**Problem statement:**
Reproduce the following lines verbatim.

##########

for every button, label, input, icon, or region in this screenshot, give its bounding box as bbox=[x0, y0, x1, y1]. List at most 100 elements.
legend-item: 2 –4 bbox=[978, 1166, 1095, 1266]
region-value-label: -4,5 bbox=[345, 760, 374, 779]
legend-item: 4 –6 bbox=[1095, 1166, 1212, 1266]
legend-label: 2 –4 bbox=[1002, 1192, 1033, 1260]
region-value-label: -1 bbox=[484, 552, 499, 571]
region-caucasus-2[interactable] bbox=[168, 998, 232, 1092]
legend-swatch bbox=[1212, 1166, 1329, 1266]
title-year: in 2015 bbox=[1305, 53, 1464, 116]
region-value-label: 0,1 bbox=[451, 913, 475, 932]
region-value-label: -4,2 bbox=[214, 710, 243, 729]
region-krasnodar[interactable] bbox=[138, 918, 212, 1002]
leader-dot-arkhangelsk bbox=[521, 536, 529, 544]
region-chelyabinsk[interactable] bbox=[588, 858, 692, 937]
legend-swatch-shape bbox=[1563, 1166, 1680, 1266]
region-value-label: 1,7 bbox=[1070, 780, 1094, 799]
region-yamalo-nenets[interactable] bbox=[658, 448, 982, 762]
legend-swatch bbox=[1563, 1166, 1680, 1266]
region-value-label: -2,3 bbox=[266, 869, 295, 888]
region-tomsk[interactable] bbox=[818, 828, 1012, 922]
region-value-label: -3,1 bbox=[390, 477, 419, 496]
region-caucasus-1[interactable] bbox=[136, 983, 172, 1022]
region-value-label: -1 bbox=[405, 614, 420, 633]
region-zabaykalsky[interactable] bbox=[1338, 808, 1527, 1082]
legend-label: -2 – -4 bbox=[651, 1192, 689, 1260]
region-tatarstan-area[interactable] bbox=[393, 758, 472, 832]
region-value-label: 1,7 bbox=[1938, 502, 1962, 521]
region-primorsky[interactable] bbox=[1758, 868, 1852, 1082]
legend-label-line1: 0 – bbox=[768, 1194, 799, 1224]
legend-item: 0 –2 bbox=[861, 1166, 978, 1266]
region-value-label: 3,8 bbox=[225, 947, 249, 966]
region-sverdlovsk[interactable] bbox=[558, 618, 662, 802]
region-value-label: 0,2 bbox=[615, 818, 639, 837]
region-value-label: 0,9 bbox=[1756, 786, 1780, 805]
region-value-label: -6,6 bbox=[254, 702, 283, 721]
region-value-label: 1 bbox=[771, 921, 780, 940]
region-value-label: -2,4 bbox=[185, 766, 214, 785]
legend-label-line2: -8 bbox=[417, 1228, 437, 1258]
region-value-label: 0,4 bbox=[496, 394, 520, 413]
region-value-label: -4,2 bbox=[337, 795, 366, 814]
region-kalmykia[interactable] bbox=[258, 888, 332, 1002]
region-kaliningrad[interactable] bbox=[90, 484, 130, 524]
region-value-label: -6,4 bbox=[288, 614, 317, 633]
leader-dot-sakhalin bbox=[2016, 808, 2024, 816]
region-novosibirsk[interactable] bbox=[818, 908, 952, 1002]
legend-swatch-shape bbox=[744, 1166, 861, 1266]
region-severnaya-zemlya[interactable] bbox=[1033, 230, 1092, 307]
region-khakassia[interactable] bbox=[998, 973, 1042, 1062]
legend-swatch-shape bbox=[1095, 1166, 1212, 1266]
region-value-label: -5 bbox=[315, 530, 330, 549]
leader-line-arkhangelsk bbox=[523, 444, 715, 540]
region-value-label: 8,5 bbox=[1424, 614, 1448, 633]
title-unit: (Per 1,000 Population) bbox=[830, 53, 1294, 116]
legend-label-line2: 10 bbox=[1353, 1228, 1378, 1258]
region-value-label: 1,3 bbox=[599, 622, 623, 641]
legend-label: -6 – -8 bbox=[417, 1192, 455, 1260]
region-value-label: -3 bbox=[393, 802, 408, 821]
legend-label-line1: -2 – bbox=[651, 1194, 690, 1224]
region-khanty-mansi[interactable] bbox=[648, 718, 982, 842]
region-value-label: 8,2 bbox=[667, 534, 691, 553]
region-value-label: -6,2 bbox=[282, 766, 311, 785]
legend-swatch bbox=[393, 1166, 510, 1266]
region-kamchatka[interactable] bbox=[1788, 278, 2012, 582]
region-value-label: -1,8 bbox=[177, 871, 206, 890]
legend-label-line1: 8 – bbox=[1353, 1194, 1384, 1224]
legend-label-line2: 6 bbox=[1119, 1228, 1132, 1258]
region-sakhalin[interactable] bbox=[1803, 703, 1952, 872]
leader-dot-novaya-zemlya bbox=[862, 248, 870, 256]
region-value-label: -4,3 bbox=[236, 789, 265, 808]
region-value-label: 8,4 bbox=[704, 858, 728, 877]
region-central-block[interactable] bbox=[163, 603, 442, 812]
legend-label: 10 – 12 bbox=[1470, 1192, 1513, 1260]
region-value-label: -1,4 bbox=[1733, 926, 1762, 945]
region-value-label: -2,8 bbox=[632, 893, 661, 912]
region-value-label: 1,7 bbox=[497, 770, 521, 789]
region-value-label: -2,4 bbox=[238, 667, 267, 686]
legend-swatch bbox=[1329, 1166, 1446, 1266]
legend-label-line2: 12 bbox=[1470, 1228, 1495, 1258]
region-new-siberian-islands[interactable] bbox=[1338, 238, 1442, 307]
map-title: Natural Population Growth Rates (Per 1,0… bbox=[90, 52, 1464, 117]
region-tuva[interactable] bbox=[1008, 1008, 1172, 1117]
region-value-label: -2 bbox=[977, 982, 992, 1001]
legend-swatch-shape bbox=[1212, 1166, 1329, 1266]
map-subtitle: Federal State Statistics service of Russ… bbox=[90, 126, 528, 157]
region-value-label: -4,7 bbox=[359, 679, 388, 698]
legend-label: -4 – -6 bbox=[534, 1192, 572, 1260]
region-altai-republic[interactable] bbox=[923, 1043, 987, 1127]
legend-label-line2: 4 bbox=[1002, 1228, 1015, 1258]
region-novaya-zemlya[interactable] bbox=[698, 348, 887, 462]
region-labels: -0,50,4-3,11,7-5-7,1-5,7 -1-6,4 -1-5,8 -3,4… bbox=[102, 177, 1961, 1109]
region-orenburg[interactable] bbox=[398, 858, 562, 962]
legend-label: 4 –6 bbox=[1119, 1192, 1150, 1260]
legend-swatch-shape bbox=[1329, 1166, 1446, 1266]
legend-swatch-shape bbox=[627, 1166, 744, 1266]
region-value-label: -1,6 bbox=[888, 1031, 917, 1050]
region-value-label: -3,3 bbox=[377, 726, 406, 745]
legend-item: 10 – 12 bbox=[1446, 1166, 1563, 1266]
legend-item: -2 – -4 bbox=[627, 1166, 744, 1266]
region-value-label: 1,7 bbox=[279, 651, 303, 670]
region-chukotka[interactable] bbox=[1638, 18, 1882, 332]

##########

**Correct response:**
for every button, label, input, icon, or region in this screenshot, give its bounding box as bbox=[x0, y0, x1, y1]. List at most 100 elements.
legend-item: 2 –4 bbox=[978, 1166, 1095, 1266]
region-value-label: -4,5 bbox=[345, 760, 374, 779]
legend-item: 4 –6 bbox=[1095, 1166, 1212, 1266]
legend-label: 2 –4 bbox=[1002, 1192, 1033, 1260]
region-value-label: -1 bbox=[484, 552, 499, 571]
region-caucasus-2[interactable] bbox=[168, 998, 232, 1092]
legend-swatch bbox=[1212, 1166, 1329, 1266]
title-year: in 2015 bbox=[1305, 53, 1464, 116]
region-value-label: 0,1 bbox=[451, 913, 475, 932]
region-value-label: -4,2 bbox=[214, 710, 243, 729]
region-krasnodar[interactable] bbox=[138, 918, 212, 1002]
leader-dot-arkhangelsk bbox=[521, 536, 529, 544]
region-chelyabinsk[interactable] bbox=[588, 858, 692, 937]
legend-swatch-shape bbox=[1563, 1166, 1680, 1266]
region-value-label: 1,7 bbox=[1070, 780, 1094, 799]
region-yamalo-nenets[interactable] bbox=[658, 448, 982, 762]
legend-swatch bbox=[1563, 1166, 1680, 1266]
region-value-label: -2,3 bbox=[266, 869, 295, 888]
region-tomsk[interactable] bbox=[818, 828, 1012, 922]
region-value-label: -3,1 bbox=[390, 477, 419, 496]
region-caucasus-1[interactable] bbox=[136, 983, 172, 1022]
region-value-label: -1 bbox=[405, 614, 420, 633]
region-zabaykalsky[interactable] bbox=[1338, 808, 1527, 1082]
legend-label: -2 – -4 bbox=[651, 1192, 689, 1260]
region-tatarstan-area[interactable] bbox=[393, 758, 472, 832]
region-value-label: 1,7 bbox=[1938, 502, 1962, 521]
region-primorsky[interactable] bbox=[1758, 868, 1852, 1082]
legend-label-line1: 0 – bbox=[768, 1194, 799, 1224]
legend-item: 0 –2 bbox=[861, 1166, 978, 1266]
region-value-label: 3,8 bbox=[225, 947, 249, 966]
region-sverdlovsk[interactable] bbox=[558, 618, 662, 802]
region-value-label: 0,2 bbox=[615, 818, 639, 837]
region-value-label: 0,9 bbox=[1756, 786, 1780, 805]
region-value-label: -6,6 bbox=[254, 702, 283, 721]
region-value-label: 1 bbox=[771, 921, 780, 940]
region-value-label: -2,4 bbox=[185, 766, 214, 785]
legend-label-line2: -8 bbox=[417, 1228, 437, 1258]
region-value-label: 0,4 bbox=[496, 394, 520, 413]
region-value-label: -4,2 bbox=[337, 795, 366, 814]
region-kalmykia[interactable] bbox=[258, 888, 332, 1002]
region-kaliningrad[interactable] bbox=[90, 484, 130, 524]
region-value-label: -6,4 bbox=[288, 614, 317, 633]
leader-dot-sakhalin bbox=[2016, 808, 2024, 816]
region-novosibirsk[interactable] bbox=[818, 908, 952, 1002]
legend-swatch-shape bbox=[744, 1166, 861, 1266]
region-severnaya-zemlya[interactable] bbox=[1033, 230, 1092, 307]
region-khakassia[interactable] bbox=[998, 973, 1042, 1062]
legend-swatch-shape bbox=[1095, 1166, 1212, 1266]
region-value-label: -5 bbox=[315, 530, 330, 549]
leader-line-arkhangelsk bbox=[523, 444, 715, 540]
region-value-label: 8,5 bbox=[1424, 614, 1448, 633]
title-unit: (Per 1,000 Population) bbox=[830, 53, 1294, 116]
legend-label-line2: 10 bbox=[1353, 1228, 1378, 1258]
region-value-label: 1,3 bbox=[599, 622, 623, 641]
legend-label: -6 – -8 bbox=[417, 1192, 455, 1260]
region-value-label: -3 bbox=[393, 802, 408, 821]
legend-label-line1: -2 – bbox=[651, 1194, 690, 1224]
region-khanty-mansi[interactable] bbox=[648, 718, 982, 842]
region-value-label: 8,2 bbox=[667, 534, 691, 553]
region-value-label: -6,2 bbox=[282, 766, 311, 785]
legend-swatch bbox=[393, 1166, 510, 1266]
region-kamchatka[interactable] bbox=[1788, 278, 2012, 582]
region-value-label: -1,8 bbox=[177, 871, 206, 890]
legend-label-line1: 8 – bbox=[1353, 1194, 1384, 1224]
legend-label-line2: 6 bbox=[1119, 1228, 1132, 1258]
region-sakhalin[interactable] bbox=[1803, 703, 1952, 872]
leader-dot-novaya-zemlya bbox=[862, 248, 870, 256]
region-value-label: -4,3 bbox=[236, 789, 265, 808]
region-value-label: 8,4 bbox=[704, 858, 728, 877]
region-central-block[interactable] bbox=[163, 603, 442, 812]
legend-label: 10 – 12 bbox=[1470, 1192, 1513, 1260]
region-value-label: -1,4 bbox=[1733, 926, 1762, 945]
region-value-label: -2,8 bbox=[632, 893, 661, 912]
region-value-label: 1,7 bbox=[497, 770, 521, 789]
region-value-label: -2,4 bbox=[238, 667, 267, 686]
legend-swatch bbox=[1329, 1166, 1446, 1266]
legend-label-line2: 12 bbox=[1470, 1228, 1495, 1258]
region-new-siberian-islands[interactable] bbox=[1338, 238, 1442, 307]
map-title: Natural Population Growth Rates (Per 1,0… bbox=[90, 52, 1464, 117]
region-tuva[interactable] bbox=[1008, 1008, 1172, 1117]
region-value-label: -2 bbox=[977, 982, 992, 1001]
legend-swatch-shape bbox=[1212, 1166, 1329, 1266]
map-subtitle: Federal State Statistics service of Russ… bbox=[90, 126, 528, 157]
region-value-label: -4,7 bbox=[359, 679, 388, 698]
legend-label: -4 – -6 bbox=[534, 1192, 572, 1260]
region-altai-republic[interactable] bbox=[923, 1043, 987, 1127]
legend-label-line2: 4 bbox=[1002, 1228, 1015, 1258]
region-novaya-zemlya[interactable] bbox=[698, 348, 887, 462]
region-labels: -0,50,4-3,11,7-5-7,1-5,7 -1-6,4 -1-5,8 -3,4… bbox=[102, 177, 1961, 1109]
region-orenburg[interactable] bbox=[398, 858, 562, 962]
legend-label: 4 –6 bbox=[1119, 1192, 1150, 1260]
legend-swatch-shape bbox=[1329, 1166, 1446, 1266]
legend-swatch-shape bbox=[627, 1166, 744, 1266]
region-value-label: -1,6 bbox=[888, 1031, 917, 1050]
region-value-label: -3,3 bbox=[377, 726, 406, 745]
legend-item: 10 – 12 bbox=[1446, 1166, 1563, 1266]
legend-item: -2 – -4 bbox=[627, 1166, 744, 1266]
region-value-label: 1,7 bbox=[279, 651, 303, 670]
region-chukotka[interactable] bbox=[1638, 18, 1882, 332]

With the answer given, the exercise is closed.